WORK INSTRUCTIONS:
Find all lines in the records that include the word "factory", and copy them out.

EXTRACTED RECORDS:

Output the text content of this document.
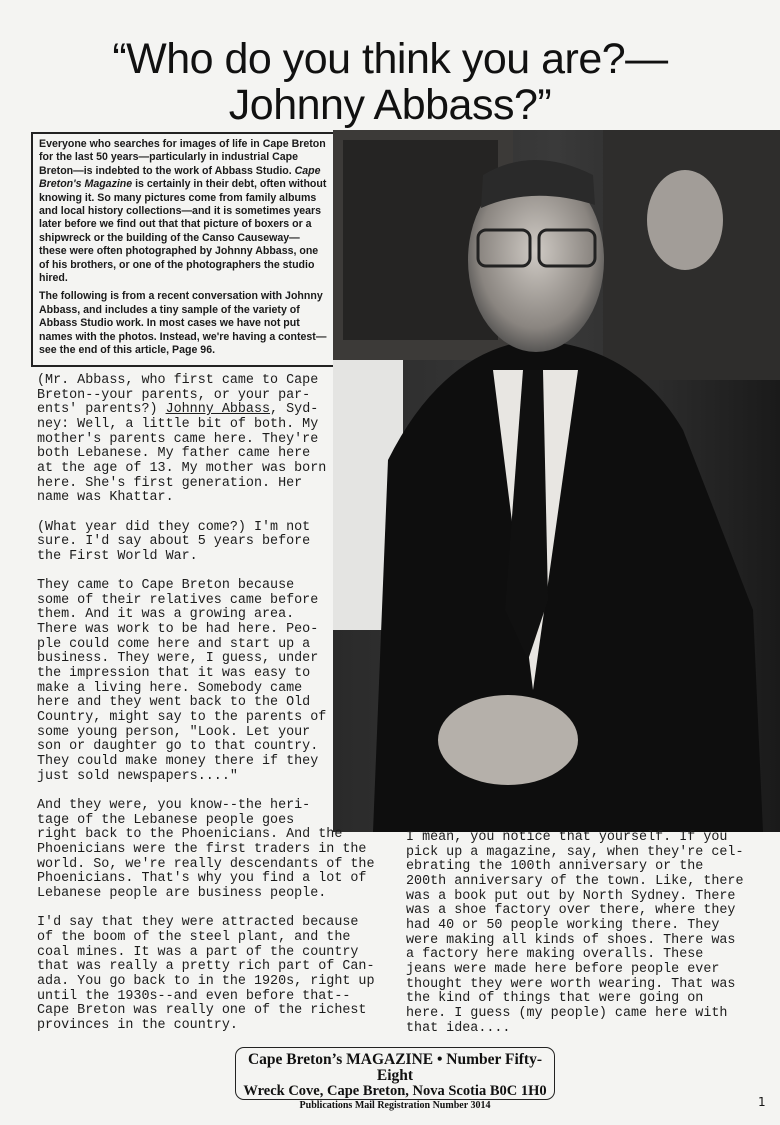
“Who do you think you are?—
Johnny Abbass?”

Everyone who searches for images of life in Cape Breton for the last 50 years—particularly in industrial Cape Breton—is indebted to the work of Abbass Studio. Cape Breton's Magazine is certainly in their debt, often without knowing it. So many pictures come from family albums and local history collections—and it is sometimes years later before we find out that that picture of boxers or a shipwreck or the building of the Canso Causeway—these were often photographed by Johnny Abbass, one of his brothers, or one of the photographers the studio hired.

The following is from a recent conversation with Johnny Abbass, and includes a tiny sample of the variety of Abbass Studio work. In most cases we have not put names with the photos. Instead, we're having a contest—see the end of this article, Page 96.

(Mr. Abbass, who first came to Cape
Breton--your parents, or your par-
ents' parents?) Johnny Abbass, Syd-
ney: Well, a little bit of both. My
mother's parents came here. They're
both Lebanese. My father came here
at the age of 13. My mother was born
here. She's first generation. Her
name was Khattar.

(What year did they come?) I'm not
sure. I'd say about 5 years before
the First World War.
They came to Cape Breton because
some of their relatives came before
them. And it was a growing area.
There was work to be had here. Peo-
ple could come here and start up a
business. They were, I guess, under
the impression that it was easy to
make a living here. Somebody came
here and they went back to the Old
Country, might say to the parents of
some young person, "Look. Let your
son or daughter go to that country.
They could make money there if they
just sold newspapers...."
And they were, you know--the heri-
tage of the Lebanese people goes
right back to the Phoenicians. And the
Phoenicians were the first traders in the
world. So, we're really descendants of the
Phoenicians. That's why you find a lot of
Lebanese people are business people.
I'd say that they were attracted because
of the boom of the steel plant, and the
coal mines. It was a part of the country
that was really a pretty rich part of Can-
ada. You go back to in the 1920s, right up
until the 1930s--and even before that--
Cape Breton was really one of the richest
provinces in the country.
I mean, you notice that yourself. If you
pick up a magazine, say, when they're cel-
ebrating the 100th anniversary or the
200th anniversary of the town. Like, there
was a book put out by North Sydney. There
was a shoe factory over there, where they
had 40 or 50 people working there. They
were making all kinds of shoes. There was
a factory here making overalls. These
jeans were made here before people ever
thought they were worth wearing. That was
the kind of things that were going on
here. I guess (my people) came here with
that idea....
Cape Breton’s MAGAZINE • Number Fifty-Eight
Wreck Cove, Cape Breton, Nova Scotia B0C 1H0
Publications Mail Registration Number 3014	1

RESULT OF THIS EXERCISE:
was a shoe factory over there, where they
a factory here making overalls. These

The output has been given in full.